> **Your instructions**: Only lines holding the word "panel" should be copied from the material.

> **Extracted records**:
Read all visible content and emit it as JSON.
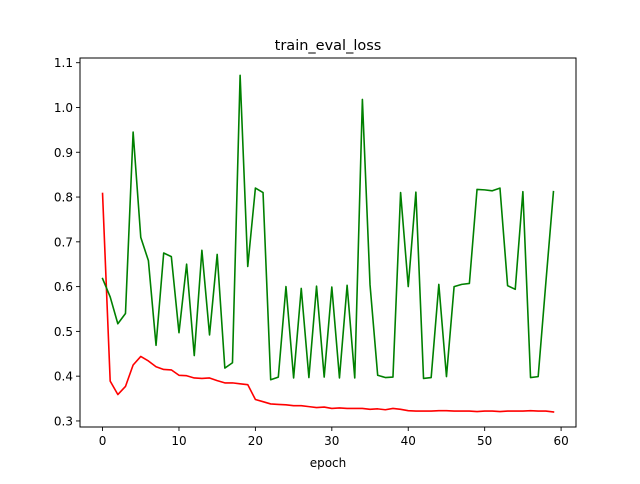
{
  "chart_data": {
    "type": "line",
    "title": "train_eval_loss",
    "xlabel": "epoch",
    "ylabel": "",
    "xlim": [
      -2.95,
      61.95
    ],
    "ylim": [
      0.2865,
      1.1105
    ],
    "xticks": [
      0,
      10,
      20,
      30,
      40,
      50,
      60
    ],
    "yticks": [
      0.3,
      0.4,
      0.5,
      0.6,
      0.7,
      0.8,
      0.9,
      1.0,
      1.1
    ],
    "ytick_labels": [
      "0.3",
      "0.4",
      "0.5",
      "0.6",
      "0.7",
      "0.8",
      "0.9",
      "1.0",
      "1.1"
    ],
    "grid": false,
    "legend": "none",
    "x": [
      0,
      1,
      2,
      3,
      4,
      5,
      6,
      7,
      8,
      9,
      10,
      11,
      12,
      13,
      14,
      15,
      16,
      17,
      18,
      19,
      20,
      21,
      22,
      23,
      24,
      25,
      26,
      27,
      28,
      29,
      30,
      31,
      32,
      33,
      34,
      35,
      36,
      37,
      38,
      39,
      40,
      41,
      42,
      43,
      44,
      45,
      46,
      47,
      48,
      49,
      50,
      51,
      52,
      53,
      54,
      55,
      56,
      57,
      58,
      59
    ],
    "series": [
      {
        "color": "#ff0000",
        "values": [
          0.808,
          0.389,
          0.359,
          0.377,
          0.425,
          0.444,
          0.434,
          0.421,
          0.415,
          0.414,
          0.402,
          0.401,
          0.396,
          0.395,
          0.396,
          0.39,
          0.385,
          0.385,
          0.383,
          0.381,
          0.348,
          0.343,
          0.338,
          0.337,
          0.336,
          0.334,
          0.334,
          0.332,
          0.33,
          0.331,
          0.328,
          0.329,
          0.328,
          0.328,
          0.328,
          0.326,
          0.327,
          0.325,
          0.328,
          0.326,
          0.323,
          0.322,
          0.322,
          0.322,
          0.323,
          0.323,
          0.322,
          0.322,
          0.322,
          0.321,
          0.322,
          0.322,
          0.321,
          0.322,
          0.322,
          0.322,
          0.323,
          0.322,
          0.322,
          0.32
        ]
      },
      {
        "color": "#008000",
        "values": [
          0.618,
          0.577,
          0.517,
          0.54,
          0.945,
          0.71,
          0.658,
          0.469,
          0.675,
          0.667,
          0.497,
          0.65,
          0.446,
          0.681,
          0.492,
          0.672,
          0.418,
          0.43,
          1.072,
          0.645,
          0.82,
          0.81,
          0.392,
          0.398,
          0.6,
          0.396,
          0.596,
          0.397,
          0.601,
          0.398,
          0.599,
          0.396,
          0.603,
          0.396,
          1.018,
          0.604,
          0.402,
          0.397,
          0.398,
          0.81,
          0.6,
          0.811,
          0.395,
          0.397,
          0.605,
          0.399,
          0.6,
          0.605,
          0.607,
          0.817,
          0.816,
          0.814,
          0.82,
          0.602,
          0.594,
          0.812,
          0.397,
          0.399,
          0.608,
          0.812
        ]
      }
    ]
  }
}
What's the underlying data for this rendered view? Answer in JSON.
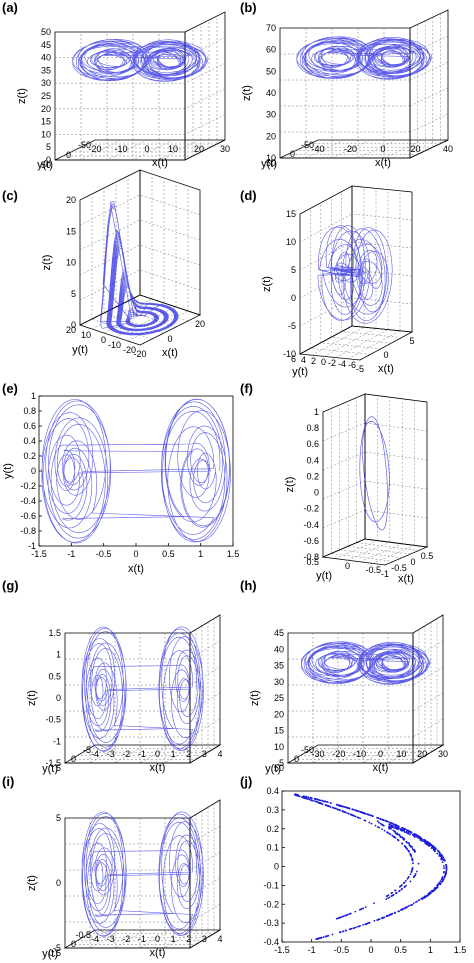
{
  "chart_data": [
    {
      "id": "a",
      "panel": "(a)",
      "type": "line",
      "kind": "3d",
      "xlabel": "x(t)",
      "ylabel": "y(t)",
      "zlabel": "z(t)",
      "xticks": [
        "-20",
        "-10",
        "0",
        "10",
        "20",
        "30"
      ],
      "yticks": [
        "-50",
        "0",
        "50"
      ],
      "zticks": [
        "0",
        "5",
        "10",
        "15",
        "20",
        "25",
        "30",
        "35",
        "40",
        "45",
        "50"
      ],
      "xlim": [
        -20,
        30
      ],
      "ylim": [
        -50,
        50
      ],
      "zlim": [
        0,
        50
      ],
      "series": [
        {
          "attractor": "butterfly",
          "values": []
        }
      ]
    },
    {
      "id": "b",
      "panel": "(b)",
      "type": "line",
      "kind": "3d",
      "xlabel": "x(t)",
      "ylabel": "y(t)",
      "zlabel": "z(t)",
      "xticks": [
        "-40",
        "-20",
        "0",
        "20",
        "40"
      ],
      "yticks": [
        "-50",
        "0",
        "50"
      ],
      "zticks": [
        "10",
        "20",
        "30",
        "40",
        "50",
        "60",
        "70"
      ],
      "xlim": [
        -40,
        40
      ],
      "ylim": [
        -50,
        50
      ],
      "zlim": [
        10,
        70
      ],
      "series": [
        {
          "attractor": "butterfly",
          "values": []
        }
      ]
    },
    {
      "id": "c",
      "panel": "(c)",
      "type": "line",
      "kind": "3d",
      "xlabel": "x(t)",
      "ylabel": "y(t)",
      "zlabel": "z(t)",
      "xticks": [
        "-20",
        "0",
        "20"
      ],
      "yticks": [
        "-20",
        "-10",
        "0",
        "10",
        "20"
      ],
      "zticks": [
        "0",
        "5",
        "10",
        "15",
        "20"
      ],
      "xlim": [
        -20,
        20
      ],
      "ylim": [
        -20,
        20
      ],
      "zlim": [
        0,
        20
      ],
      "series": [
        {
          "attractor": "rossler",
          "values": []
        }
      ]
    },
    {
      "id": "d",
      "panel": "(d)",
      "type": "line",
      "kind": "3d",
      "xlabel": "x(t)",
      "ylabel": "y(t)",
      "zlabel": "z(t)",
      "xticks": [
        "-5",
        "0",
        "5"
      ],
      "yticks": [
        "-6",
        "-4",
        "-2",
        "0",
        "2",
        "4",
        "6"
      ],
      "zticks": [
        "-10",
        "-5",
        "0",
        "5",
        "10",
        "15"
      ],
      "xlim": [
        -5,
        5
      ],
      "ylim": [
        -6,
        6
      ],
      "zlim": [
        -10,
        15
      ],
      "series": [
        {
          "attractor": "lobes",
          "values": []
        }
      ]
    },
    {
      "id": "e",
      "panel": "(e)",
      "type": "line",
      "kind": "2d",
      "xlabel": "x(t)",
      "ylabel": "y(t)",
      "xticks": [
        "-1.5",
        "-1",
        "-0.5",
        "0",
        "0.5",
        "1",
        "1.5"
      ],
      "yticks": [
        "-1",
        "-0.8",
        "-0.6",
        "-0.4",
        "-0.2",
        "0",
        "0.2",
        "0.4",
        "0.6",
        "0.8",
        "1"
      ],
      "xlim": [
        -1.5,
        1.5
      ],
      "ylim": [
        -1,
        1
      ],
      "series": [
        {
          "attractor": "double-scroll",
          "values": []
        }
      ]
    },
    {
      "id": "f",
      "panel": "(f)",
      "type": "line",
      "kind": "3d",
      "xlabel": "x(t)",
      "ylabel": "y(t)",
      "zlabel": "z(t)",
      "xticks": [
        "-1",
        "-0.5",
        "0",
        "0.5"
      ],
      "yticks": [
        "-0.5",
        "0",
        "0.5"
      ],
      "zticks": [
        "-0.8",
        "-0.6",
        "-0.4",
        "-0.2",
        "0",
        "0.2",
        "0.4",
        "0.6",
        "0.8",
        "1"
      ],
      "xlim": [
        -1,
        0.5
      ],
      "ylim": [
        -0.5,
        0.5
      ],
      "zlim": [
        -0.8,
        1
      ],
      "series": [
        {
          "attractor": "ribbon",
          "values": []
        }
      ]
    },
    {
      "id": "g",
      "panel": "(g)",
      "type": "line",
      "kind": "3d",
      "xlabel": "x(t)",
      "ylabel": "y(t)",
      "zlabel": "z(t)",
      "xticks": [
        "-4",
        "-3",
        "-2",
        "-1",
        "0",
        "1",
        "2",
        "3",
        "4"
      ],
      "yticks": [
        "-5",
        "0",
        "5"
      ],
      "zticks": [
        "-1.5",
        "-1",
        "-0.5",
        "0",
        "0.5",
        "1",
        "1.5"
      ],
      "xlim": [
        -4,
        4
      ],
      "ylim": [
        -5,
        5
      ],
      "zlim": [
        -1.5,
        1.5
      ],
      "series": [
        {
          "attractor": "double-scroll",
          "values": []
        }
      ]
    },
    {
      "id": "h",
      "panel": "(h)",
      "type": "line",
      "kind": "3d",
      "xlabel": "x(t)",
      "ylabel": "y(t)",
      "zlabel": "z(t)",
      "xticks": [
        "-30",
        "-20",
        "-10",
        "0",
        "10",
        "20",
        "30"
      ],
      "yticks": [
        "-50",
        "0",
        "50"
      ],
      "zticks": [
        "5",
        "10",
        "15",
        "20",
        "25",
        "30",
        "35",
        "40",
        "45"
      ],
      "xlim": [
        -30,
        30
      ],
      "ylim": [
        -50,
        50
      ],
      "zlim": [
        5,
        45
      ],
      "series": [
        {
          "attractor": "butterfly",
          "values": []
        }
      ]
    },
    {
      "id": "i",
      "panel": "(i)",
      "type": "line",
      "kind": "3d",
      "xlabel": "x(t)",
      "ylabel": "y(t)",
      "zlabel": "z(t)",
      "xticks": [
        "-4",
        "-3",
        "-2",
        "-1",
        "0",
        "1",
        "2",
        "3",
        "4"
      ],
      "yticks": [
        "-0.5",
        "0",
        "0.5"
      ],
      "zticks": [
        "-5",
        "0",
        "5"
      ],
      "xlim": [
        -4,
        4
      ],
      "ylim": [
        -0.5,
        0.5
      ],
      "zlim": [
        -5,
        5
      ],
      "series": [
        {
          "attractor": "double-scroll",
          "values": []
        }
      ]
    },
    {
      "id": "j",
      "panel": "(j)",
      "type": "scatter",
      "kind": "2d",
      "xlabel": "",
      "ylabel": "",
      "xticks": [
        "-1.5",
        "-1",
        "-0.5",
        "0",
        "0.5",
        "1",
        "1.5"
      ],
      "yticks": [
        "-0.4",
        "-0.3",
        "-0.2",
        "-0.1",
        "0",
        "0.1",
        "0.2",
        "0.3",
        "0.4"
      ],
      "xlim": [
        -1.5,
        1.5
      ],
      "ylim": [
        -0.4,
        0.4
      ],
      "series": [
        {
          "attractor": "henon",
          "values": []
        }
      ]
    }
  ],
  "colors": {
    "trace": "#1a1adf",
    "frame": "#000000",
    "grid": "#777777"
  }
}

> **Solved exercise**:
      "panel": "(a)",
      "panel": "(b)",
      "panel": "(c)",
      "panel": "(d)",
      "panel": "(e)",
      "panel": "(f)",
      "panel": "(g)",
      "panel": "(h)",
      "panel": "(i)",
      "panel": "(j)",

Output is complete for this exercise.